> [Data supplied]:
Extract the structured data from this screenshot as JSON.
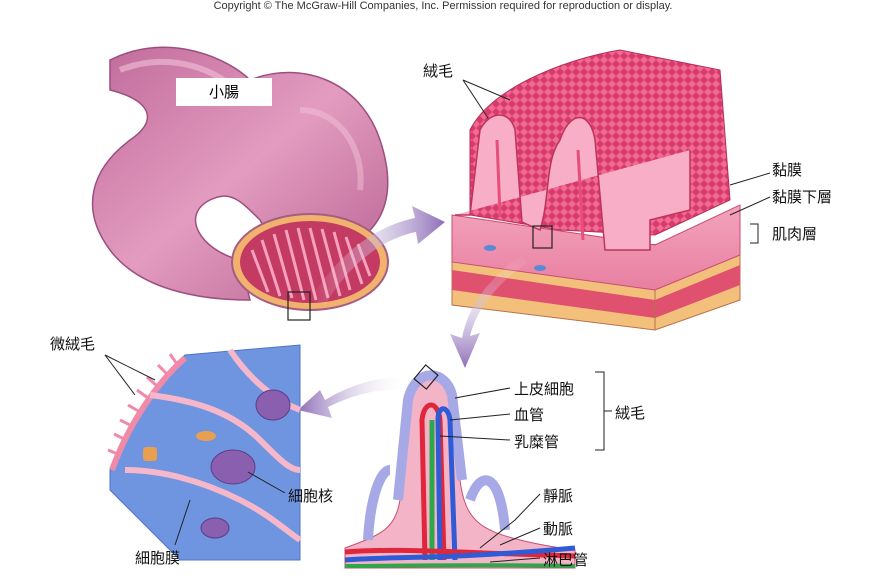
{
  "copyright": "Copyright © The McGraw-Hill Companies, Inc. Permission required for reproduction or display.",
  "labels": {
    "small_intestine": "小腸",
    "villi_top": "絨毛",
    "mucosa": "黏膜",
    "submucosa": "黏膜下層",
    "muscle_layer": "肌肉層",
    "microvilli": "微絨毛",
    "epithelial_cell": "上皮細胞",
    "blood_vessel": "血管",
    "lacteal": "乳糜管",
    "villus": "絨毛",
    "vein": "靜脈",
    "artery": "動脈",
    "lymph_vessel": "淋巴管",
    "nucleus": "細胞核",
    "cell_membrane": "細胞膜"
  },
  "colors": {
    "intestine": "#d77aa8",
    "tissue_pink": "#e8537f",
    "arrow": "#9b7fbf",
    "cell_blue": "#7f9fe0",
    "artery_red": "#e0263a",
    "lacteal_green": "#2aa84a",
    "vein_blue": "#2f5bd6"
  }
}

> [Short exercise]: Print all of the entries word for word. Skip any images they contain.

> [Answer to the task]:
Extract the structured data from this screenshot as JSON.
{
  "copyright": "Copyright © The McGraw-Hill Companies, Inc. Permission required for reproduction or display.",
  "labels": {
    "small_intestine": "小腸",
    "villi_top": "絨毛",
    "mucosa": "黏膜",
    "submucosa": "黏膜下層",
    "muscle_layer": "肌肉層",
    "microvilli": "微絨毛",
    "epithelial_cell": "上皮細胞",
    "blood_vessel": "血管",
    "lacteal": "乳糜管",
    "villus": "絨毛",
    "vein": "靜脈",
    "artery": "動脈",
    "lymph_vessel": "淋巴管",
    "nucleus": "細胞核",
    "cell_membrane": "細胞膜"
  },
  "colors": {
    "intestine": "#d77aa8",
    "tissue_pink": "#e8537f",
    "arrow": "#9b7fbf",
    "cell_blue": "#7f9fe0",
    "artery_red": "#e0263a",
    "lacteal_green": "#2aa84a",
    "vein_blue": "#2f5bd6"
  }
}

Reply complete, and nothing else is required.